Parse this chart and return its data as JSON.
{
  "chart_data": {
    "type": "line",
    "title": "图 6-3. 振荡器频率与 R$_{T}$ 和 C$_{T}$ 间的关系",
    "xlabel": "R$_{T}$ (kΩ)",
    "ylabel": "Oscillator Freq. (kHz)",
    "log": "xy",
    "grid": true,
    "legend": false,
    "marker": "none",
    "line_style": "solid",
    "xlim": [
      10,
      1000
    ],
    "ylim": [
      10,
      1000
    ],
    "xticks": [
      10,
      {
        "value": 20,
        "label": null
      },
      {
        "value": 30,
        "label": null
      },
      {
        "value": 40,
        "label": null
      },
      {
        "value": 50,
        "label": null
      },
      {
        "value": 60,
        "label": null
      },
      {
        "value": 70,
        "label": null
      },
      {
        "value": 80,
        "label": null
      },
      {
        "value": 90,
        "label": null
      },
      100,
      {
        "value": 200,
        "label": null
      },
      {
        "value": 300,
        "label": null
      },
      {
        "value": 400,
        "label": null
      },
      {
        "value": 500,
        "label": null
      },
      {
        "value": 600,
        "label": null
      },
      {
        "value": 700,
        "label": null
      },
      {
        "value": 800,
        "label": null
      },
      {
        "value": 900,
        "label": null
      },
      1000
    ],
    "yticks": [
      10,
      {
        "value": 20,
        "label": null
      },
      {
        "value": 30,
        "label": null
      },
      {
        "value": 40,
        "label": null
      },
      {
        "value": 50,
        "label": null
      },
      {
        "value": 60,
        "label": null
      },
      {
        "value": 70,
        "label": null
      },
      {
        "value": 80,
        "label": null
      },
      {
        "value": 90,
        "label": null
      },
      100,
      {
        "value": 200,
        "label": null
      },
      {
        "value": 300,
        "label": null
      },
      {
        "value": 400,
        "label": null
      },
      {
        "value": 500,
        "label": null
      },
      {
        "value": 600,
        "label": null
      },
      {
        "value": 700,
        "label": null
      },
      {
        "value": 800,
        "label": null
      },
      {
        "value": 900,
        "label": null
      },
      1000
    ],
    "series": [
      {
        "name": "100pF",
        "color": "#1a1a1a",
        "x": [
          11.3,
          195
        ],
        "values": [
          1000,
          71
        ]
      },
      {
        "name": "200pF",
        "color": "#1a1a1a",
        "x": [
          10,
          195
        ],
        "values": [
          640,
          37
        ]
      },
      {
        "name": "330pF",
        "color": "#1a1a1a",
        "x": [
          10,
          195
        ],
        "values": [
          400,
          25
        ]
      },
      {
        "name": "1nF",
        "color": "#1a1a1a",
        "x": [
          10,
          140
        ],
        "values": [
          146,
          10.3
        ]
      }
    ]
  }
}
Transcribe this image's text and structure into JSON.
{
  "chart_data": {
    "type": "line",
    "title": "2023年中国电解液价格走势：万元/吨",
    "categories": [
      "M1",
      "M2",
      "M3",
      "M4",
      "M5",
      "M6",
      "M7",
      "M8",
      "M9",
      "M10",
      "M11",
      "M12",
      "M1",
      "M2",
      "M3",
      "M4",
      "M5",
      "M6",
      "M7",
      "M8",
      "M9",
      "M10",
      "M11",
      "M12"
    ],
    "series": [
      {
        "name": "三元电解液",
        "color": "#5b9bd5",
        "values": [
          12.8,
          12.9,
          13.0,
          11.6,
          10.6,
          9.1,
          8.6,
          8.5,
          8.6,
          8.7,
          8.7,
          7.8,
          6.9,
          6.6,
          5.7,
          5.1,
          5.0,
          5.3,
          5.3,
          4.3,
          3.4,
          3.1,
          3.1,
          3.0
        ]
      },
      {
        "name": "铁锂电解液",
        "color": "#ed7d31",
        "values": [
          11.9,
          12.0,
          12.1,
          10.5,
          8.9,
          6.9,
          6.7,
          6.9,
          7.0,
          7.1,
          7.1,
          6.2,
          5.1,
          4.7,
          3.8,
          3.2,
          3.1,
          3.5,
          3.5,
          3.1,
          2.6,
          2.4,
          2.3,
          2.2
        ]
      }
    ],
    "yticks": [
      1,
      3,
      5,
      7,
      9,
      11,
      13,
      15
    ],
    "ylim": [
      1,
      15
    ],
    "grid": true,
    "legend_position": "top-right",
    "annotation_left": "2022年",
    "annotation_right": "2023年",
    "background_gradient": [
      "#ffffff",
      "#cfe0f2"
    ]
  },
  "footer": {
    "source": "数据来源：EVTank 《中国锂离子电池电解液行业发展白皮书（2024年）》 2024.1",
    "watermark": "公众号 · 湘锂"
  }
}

##############################

* What you are asked to do *
Output each record precisely as given.

* Written reply *
Parse this chart and return its data as JSON.
{
  "chart_data": {
    "type": "line",
    "title": "图 6-3. 振荡器频率与 R$_{T}$ 和 C$_{T}$ 间的关系",
    "xlabel": "R$_{T}$ (kΩ)",
    "ylabel": "Oscillator Freq. (kHz)",
    "log": "xy",
    "grid": true,
    "legend": false,
    "marker": "none",
    "line_style": "solid",
    "xlim": [
      10,
      1000
    ],
    "ylim": [
      10,
      1000
    ],
    "xticks": [
      10,
      {
        "value": 20,
        "label": null
      },
      {
        "value": 30,
        "label": null
      },
      {
        "value": 40,
        "label": null
      },
      {
        "value": 50,
        "label": null
      },
      {
        "value": 60,
        "label": null
      },
      {
        "value": 70,
        "label": null
      },
      {
        "value": 80,
        "label": null
      },
      {
        "value": 90,
        "label": null
      },
      100,
      {
        "value": 200,
        "label": null
      },
      {
        "value": 300,
        "label": null
      },
      {
        "value": 400,
        "label": null
      },
      {
        "value": 500,
        "label": null
      },
      {
        "value": 600,
        "label": null
      },
      {
        "value": 700,
        "label": null
      },
      {
        "value": 800,
        "label": null
      },
      {
        "value": 900,
        "label": null
      },
      1000
    ],
    "yticks": [
      10,
      {
        "value": 20,
        "label": null
      },
      {
        "value": 30,
        "label": null
      },
      {
        "value": 40,
        "label": null
      },
      {
        "value": 50,
        "label": null
      },
      {
        "value": 60,
        "label": null
      },
      {
        "value": 70,
        "label": null
      },
      {
        "value": 80,
        "label": null
      },
      {
        "value": 90,
        "label": null
      },
      100,
      {
        "value": 200,
        "label": null
      },
      {
        "value": 300,
        "label": null
      },
      {
        "value": 400,
        "label": null
      },
      {
        "value": 500,
        "label": null
      },
      {
        "value": 600,
        "label": null
      },
      {
        "value": 700,
        "label": null
      },
      {
        "value": 800,
        "label": null
      },
      {
        "value": 900,
        "label": null
      },
      1000
    ],
    "series": [
      {
        "name": "100pF",
        "color": "#1a1a1a",
        "x": [
          11.3,
          195
        ],
        "values": [
          1000,
          71
        ]
      },
      {
        "name": "200pF",
        "color": "#1a1a1a",
        "x": [
          10,
          195
        ],
        "values": [
          640,
          37
        ]
      },
      {
        "name": "330pF",
        "color": "#1a1a1a",
        "x": [
          10,
          195
        ],
        "values": [
          400,
          25
        ]
      },
      {
        "name": "1nF",
        "color": "#1a1a1a",
        "x": [
          10,
          140
        ],
        "values": [
          146,
          10.3
        ]
      }
    ]
  }
}
Transcribe this image's text and structure into JSON.
{
  "chart_data": {
    "type": "line",
    "title": "2023年中国电解液价格走势：万元/吨",
    "categories": [
      "M1",
      "M2",
      "M3",
      "M4",
      "M5",
      "M6",
      "M7",
      "M8",
      "M9",
      "M10",
      "M11",
      "M12",
      "M1",
      "M2",
      "M3",
      "M4",
      "M5",
      "M6",
      "M7",
      "M8",
      "M9",
      "M10",
      "M11",
      "M12"
    ],
    "series": [
      {
        "name": "三元电解液",
        "color": "#5b9bd5",
        "values": [
          12.8,
          12.9,
          13.0,
          11.6,
          10.6,
          9.1,
          8.6,
          8.5,
          8.6,
          8.7,
          8.7,
          7.8,
          6.9,
          6.6,
          5.7,
          5.1,
          5.0,
          5.3,
          5.3,
          4.3,
          3.4,
          3.1,
          3.1,
          3.0
        ]
      },
      {
        "name": "铁锂电解液",
        "color": "#ed7d31",
        "values": [
          11.9,
          12.0,
          12.1,
          10.5,
          8.9,
          6.9,
          6.7,
          6.9,
          7.0,
          7.1,
          7.1,
          6.2,
          5.1,
          4.7,
          3.8,
          3.2,
          3.1,
          3.5,
          3.5,
          3.1,
          2.6,
          2.4,
          2.3,
          2.2
        ]
      }
    ],
    "yticks": [
      1,
      3,
      5,
      7,
      9,
      11,
      13,
      15
    ],
    "ylim": [
      1,
      15
    ],
    "grid": true,
    "legend_position": "top-right",
    "annotation_left": "2022年",
    "annotation_right": "2023年",
    "background_gradient": [
      "#ffffff",
      "#cfe0f2"
    ]
  },
  "footer": {
    "source": "数据来源：EVTank 《中国锂离子电池电解液行业发展白皮书（2024年）》 2024.1",
    "watermark": "公众号 · 湘锂"
  }
}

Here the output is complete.